> [Data lines]
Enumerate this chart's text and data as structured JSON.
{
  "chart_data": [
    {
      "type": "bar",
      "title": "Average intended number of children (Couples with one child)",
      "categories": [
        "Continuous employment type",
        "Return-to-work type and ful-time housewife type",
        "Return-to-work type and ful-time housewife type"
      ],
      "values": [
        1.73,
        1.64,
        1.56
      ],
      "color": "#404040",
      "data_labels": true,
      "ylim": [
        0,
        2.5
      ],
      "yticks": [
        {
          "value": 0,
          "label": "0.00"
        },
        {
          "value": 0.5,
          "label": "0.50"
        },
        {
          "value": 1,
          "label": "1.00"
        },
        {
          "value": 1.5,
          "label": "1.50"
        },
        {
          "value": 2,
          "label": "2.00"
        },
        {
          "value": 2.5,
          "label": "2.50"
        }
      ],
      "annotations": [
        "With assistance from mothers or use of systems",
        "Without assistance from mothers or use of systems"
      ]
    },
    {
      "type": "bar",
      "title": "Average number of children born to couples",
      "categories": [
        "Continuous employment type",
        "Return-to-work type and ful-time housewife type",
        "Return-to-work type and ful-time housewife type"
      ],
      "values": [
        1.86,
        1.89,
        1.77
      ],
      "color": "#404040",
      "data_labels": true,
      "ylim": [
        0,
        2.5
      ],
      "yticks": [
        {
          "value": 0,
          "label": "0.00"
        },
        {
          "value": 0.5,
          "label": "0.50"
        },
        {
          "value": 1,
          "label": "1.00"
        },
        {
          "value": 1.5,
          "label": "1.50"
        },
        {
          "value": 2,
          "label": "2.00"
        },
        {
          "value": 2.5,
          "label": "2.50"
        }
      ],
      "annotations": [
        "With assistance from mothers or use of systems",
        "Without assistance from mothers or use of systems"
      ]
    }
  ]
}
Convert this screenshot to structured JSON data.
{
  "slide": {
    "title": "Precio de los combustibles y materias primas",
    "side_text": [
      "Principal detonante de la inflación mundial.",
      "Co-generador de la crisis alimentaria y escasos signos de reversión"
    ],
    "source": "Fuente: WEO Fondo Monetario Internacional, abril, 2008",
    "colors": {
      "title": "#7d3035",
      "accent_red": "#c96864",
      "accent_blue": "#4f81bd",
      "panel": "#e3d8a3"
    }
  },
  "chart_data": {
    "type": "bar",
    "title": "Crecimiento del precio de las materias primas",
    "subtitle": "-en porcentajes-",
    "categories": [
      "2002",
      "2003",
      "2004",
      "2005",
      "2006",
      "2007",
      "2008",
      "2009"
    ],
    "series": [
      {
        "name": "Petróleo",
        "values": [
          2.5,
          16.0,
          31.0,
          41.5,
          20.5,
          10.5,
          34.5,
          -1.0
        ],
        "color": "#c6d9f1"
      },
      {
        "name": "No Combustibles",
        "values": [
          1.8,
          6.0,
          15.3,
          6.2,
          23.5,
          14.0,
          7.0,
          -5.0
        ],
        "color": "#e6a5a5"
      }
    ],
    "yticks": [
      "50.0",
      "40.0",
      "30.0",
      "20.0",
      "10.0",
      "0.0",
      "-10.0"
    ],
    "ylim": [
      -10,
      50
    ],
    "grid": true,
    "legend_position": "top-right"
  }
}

> [Work instructions] Please restate the data word for word, every record included.

> [Solution to this problem]
Enumerate this chart's text and data as structured JSON.
{
  "chart_data": [
    {
      "type": "bar",
      "title": "Average intended number of children (Couples with one child)",
      "categories": [
        "Continuous employment type",
        "Return-to-work type and ful-time housewife type",
        "Return-to-work type and ful-time housewife type"
      ],
      "values": [
        1.73,
        1.64,
        1.56
      ],
      "color": "#404040",
      "data_labels": true,
      "ylim": [
        0,
        2.5
      ],
      "yticks": [
        {
          "value": 0,
          "label": "0.00"
        },
        {
          "value": 0.5,
          "label": "0.50"
        },
        {
          "value": 1,
          "label": "1.00"
        },
        {
          "value": 1.5,
          "label": "1.50"
        },
        {
          "value": 2,
          "label": "2.00"
        },
        {
          "value": 2.5,
          "label": "2.50"
        }
      ],
      "annotations": [
        "With assistance from mothers or use of systems",
        "Without assistance from mothers or use of systems"
      ]
    },
    {
      "type": "bar",
      "title": "Average number of children born to couples",
      "categories": [
        "Continuous employment type",
        "Return-to-work type and ful-time housewife type",
        "Return-to-work type and ful-time housewife type"
      ],
      "values": [
        1.86,
        1.89,
        1.77
      ],
      "color": "#404040",
      "data_labels": true,
      "ylim": [
        0,
        2.5
      ],
      "yticks": [
        {
          "value": 0,
          "label": "0.00"
        },
        {
          "value": 0.5,
          "label": "0.50"
        },
        {
          "value": 1,
          "label": "1.00"
        },
        {
          "value": 1.5,
          "label": "1.50"
        },
        {
          "value": 2,
          "label": "2.00"
        },
        {
          "value": 2.5,
          "label": "2.50"
        }
      ],
      "annotations": [
        "With assistance from mothers or use of systems",
        "Without assistance from mothers or use of systems"
      ]
    }
  ]
}
Convert this screenshot to structured JSON data.
{
  "slide": {
    "title": "Precio de los combustibles y materias primas",
    "side_text": [
      "Principal detonante de la inflación mundial.",
      "Co-generador de la crisis alimentaria y escasos signos de reversión"
    ],
    "source": "Fuente: WEO Fondo Monetario Internacional, abril, 2008",
    "colors": {
      "title": "#7d3035",
      "accent_red": "#c96864",
      "accent_blue": "#4f81bd",
      "panel": "#e3d8a3"
    }
  },
  "chart_data": {
    "type": "bar",
    "title": "Crecimiento del precio de las materias primas",
    "subtitle": "-en porcentajes-",
    "categories": [
      "2002",
      "2003",
      "2004",
      "2005",
      "2006",
      "2007",
      "2008",
      "2009"
    ],
    "series": [
      {
        "name": "Petróleo",
        "values": [
          2.5,
          16.0,
          31.0,
          41.5,
          20.5,
          10.5,
          34.5,
          -1.0
        ],
        "color": "#c6d9f1"
      },
      {
        "name": "No Combustibles",
        "values": [
          1.8,
          6.0,
          15.3,
          6.2,
          23.5,
          14.0,
          7.0,
          -5.0
        ],
        "color": "#e6a5a5"
      }
    ],
    "yticks": [
      "50.0",
      "40.0",
      "30.0",
      "20.0",
      "10.0",
      "0.0",
      "-10.0"
    ],
    "ylim": [
      -10,
      50
    ],
    "grid": true,
    "legend_position": "top-right"
  }
}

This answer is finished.